### [GIVEN REQUEST]
Find the lines holding the word "Last" and collect them.
[Start of RECORDS PROVIDED]
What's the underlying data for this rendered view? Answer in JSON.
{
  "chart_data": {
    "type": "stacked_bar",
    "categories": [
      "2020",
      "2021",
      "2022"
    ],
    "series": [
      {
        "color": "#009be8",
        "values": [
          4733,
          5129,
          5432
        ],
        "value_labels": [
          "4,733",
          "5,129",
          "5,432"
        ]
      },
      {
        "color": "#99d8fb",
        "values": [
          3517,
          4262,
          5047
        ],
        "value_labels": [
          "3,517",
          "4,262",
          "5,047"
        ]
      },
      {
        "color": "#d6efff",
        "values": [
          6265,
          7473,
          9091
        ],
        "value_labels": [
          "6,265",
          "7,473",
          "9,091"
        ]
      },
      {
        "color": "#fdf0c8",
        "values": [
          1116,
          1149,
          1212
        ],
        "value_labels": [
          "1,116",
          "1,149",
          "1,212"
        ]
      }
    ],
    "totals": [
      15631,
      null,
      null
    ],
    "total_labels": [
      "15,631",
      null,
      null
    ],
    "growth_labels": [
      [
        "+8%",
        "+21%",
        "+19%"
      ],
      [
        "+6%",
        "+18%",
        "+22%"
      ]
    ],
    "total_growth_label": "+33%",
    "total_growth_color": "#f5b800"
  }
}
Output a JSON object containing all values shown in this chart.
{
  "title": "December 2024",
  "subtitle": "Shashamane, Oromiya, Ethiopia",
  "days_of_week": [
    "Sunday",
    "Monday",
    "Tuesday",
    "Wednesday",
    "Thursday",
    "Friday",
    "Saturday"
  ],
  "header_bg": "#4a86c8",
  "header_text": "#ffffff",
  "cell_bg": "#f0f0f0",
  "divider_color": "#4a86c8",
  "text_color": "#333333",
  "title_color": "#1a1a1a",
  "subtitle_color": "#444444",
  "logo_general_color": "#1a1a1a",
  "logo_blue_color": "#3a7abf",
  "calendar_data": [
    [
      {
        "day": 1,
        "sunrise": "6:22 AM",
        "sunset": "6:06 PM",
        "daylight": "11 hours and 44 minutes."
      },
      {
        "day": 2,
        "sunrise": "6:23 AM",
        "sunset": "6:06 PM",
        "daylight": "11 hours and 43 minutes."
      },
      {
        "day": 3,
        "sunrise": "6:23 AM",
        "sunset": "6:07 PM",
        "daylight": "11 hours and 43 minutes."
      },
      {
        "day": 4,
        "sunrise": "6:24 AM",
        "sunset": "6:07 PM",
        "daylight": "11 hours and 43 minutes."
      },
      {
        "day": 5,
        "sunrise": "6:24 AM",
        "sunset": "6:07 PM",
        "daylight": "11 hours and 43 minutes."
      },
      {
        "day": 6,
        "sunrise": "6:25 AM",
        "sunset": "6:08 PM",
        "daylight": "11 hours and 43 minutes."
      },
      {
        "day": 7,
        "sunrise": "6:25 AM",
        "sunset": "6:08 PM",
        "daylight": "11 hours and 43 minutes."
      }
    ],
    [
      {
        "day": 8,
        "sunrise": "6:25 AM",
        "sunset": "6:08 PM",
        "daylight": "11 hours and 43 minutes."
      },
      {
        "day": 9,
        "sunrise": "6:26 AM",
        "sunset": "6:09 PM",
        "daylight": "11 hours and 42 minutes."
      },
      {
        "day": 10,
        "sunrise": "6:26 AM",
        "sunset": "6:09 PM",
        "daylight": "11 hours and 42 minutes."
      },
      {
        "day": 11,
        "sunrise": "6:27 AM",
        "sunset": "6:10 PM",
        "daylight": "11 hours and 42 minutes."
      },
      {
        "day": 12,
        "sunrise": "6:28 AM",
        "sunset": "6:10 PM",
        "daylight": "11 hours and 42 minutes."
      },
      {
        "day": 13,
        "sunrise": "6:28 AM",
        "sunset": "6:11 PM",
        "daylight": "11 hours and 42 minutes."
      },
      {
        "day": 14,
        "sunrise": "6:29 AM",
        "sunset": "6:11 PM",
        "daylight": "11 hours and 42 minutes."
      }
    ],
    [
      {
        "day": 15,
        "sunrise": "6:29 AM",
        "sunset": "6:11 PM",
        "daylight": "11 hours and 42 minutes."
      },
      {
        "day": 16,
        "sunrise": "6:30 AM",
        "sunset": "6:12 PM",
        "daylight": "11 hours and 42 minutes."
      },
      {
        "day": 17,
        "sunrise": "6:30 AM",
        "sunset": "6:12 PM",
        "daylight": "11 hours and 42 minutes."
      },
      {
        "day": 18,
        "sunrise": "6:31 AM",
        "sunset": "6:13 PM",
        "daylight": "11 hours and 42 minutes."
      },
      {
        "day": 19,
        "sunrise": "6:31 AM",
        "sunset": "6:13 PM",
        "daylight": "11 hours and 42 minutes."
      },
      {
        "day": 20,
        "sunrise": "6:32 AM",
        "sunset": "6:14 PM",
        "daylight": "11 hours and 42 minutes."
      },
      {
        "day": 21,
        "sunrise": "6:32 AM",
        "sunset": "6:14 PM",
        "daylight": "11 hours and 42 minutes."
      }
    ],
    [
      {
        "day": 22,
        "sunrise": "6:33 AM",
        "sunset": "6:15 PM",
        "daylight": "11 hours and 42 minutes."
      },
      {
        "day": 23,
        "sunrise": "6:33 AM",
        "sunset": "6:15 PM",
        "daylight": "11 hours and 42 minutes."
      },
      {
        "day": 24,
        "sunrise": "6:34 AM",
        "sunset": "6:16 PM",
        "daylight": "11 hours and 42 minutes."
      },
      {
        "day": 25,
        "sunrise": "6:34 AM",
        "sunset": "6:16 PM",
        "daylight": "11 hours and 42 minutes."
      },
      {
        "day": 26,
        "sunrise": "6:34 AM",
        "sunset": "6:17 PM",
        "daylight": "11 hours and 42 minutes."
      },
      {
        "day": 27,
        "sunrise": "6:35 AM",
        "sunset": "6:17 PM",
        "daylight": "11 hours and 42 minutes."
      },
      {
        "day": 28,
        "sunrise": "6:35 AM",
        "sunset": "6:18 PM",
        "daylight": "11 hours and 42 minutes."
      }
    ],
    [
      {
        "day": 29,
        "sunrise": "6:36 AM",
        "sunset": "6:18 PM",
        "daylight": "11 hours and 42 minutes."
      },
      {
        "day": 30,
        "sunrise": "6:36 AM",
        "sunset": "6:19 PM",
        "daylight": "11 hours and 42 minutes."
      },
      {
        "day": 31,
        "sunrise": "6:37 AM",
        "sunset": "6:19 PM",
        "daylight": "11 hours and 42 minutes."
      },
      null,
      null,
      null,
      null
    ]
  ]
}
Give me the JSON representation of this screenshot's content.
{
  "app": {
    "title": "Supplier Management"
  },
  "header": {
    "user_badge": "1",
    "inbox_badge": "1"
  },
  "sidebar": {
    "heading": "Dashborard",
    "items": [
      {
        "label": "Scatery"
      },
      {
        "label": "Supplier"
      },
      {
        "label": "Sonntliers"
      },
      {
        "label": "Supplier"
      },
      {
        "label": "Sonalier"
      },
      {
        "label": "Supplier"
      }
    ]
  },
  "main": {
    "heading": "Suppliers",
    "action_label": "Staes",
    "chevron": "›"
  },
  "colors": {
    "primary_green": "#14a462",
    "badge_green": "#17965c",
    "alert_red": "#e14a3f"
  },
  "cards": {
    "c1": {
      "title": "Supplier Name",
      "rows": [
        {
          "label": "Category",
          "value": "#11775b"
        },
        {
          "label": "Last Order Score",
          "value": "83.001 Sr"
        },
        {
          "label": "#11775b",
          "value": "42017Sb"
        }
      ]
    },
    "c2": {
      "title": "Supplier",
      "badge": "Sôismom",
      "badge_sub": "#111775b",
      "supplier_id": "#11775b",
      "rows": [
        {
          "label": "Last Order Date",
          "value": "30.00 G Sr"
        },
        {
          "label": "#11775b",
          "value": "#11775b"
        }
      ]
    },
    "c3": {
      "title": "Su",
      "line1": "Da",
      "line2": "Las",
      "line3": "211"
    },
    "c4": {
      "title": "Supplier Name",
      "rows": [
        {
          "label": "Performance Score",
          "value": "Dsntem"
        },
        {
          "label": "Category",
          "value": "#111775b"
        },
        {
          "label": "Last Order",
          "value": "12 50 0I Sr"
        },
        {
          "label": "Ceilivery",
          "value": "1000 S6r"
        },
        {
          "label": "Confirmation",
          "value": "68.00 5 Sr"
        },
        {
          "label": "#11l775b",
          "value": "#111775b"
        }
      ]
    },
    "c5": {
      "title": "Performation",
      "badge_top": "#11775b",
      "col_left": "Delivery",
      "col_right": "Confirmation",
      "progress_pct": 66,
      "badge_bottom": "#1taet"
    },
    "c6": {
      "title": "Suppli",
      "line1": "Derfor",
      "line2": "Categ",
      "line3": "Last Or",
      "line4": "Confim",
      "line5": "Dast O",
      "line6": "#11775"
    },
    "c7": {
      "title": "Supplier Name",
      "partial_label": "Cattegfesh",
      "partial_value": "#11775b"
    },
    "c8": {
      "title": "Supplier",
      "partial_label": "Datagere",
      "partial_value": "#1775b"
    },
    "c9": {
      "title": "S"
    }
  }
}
[End of RECORDS PROVIDED]
### [COMPLETE ANSWER]
          "label": "Last Order Score",
          "label": "Last Order Date",
          "label": "Last Order",
      "line3": "Last Or",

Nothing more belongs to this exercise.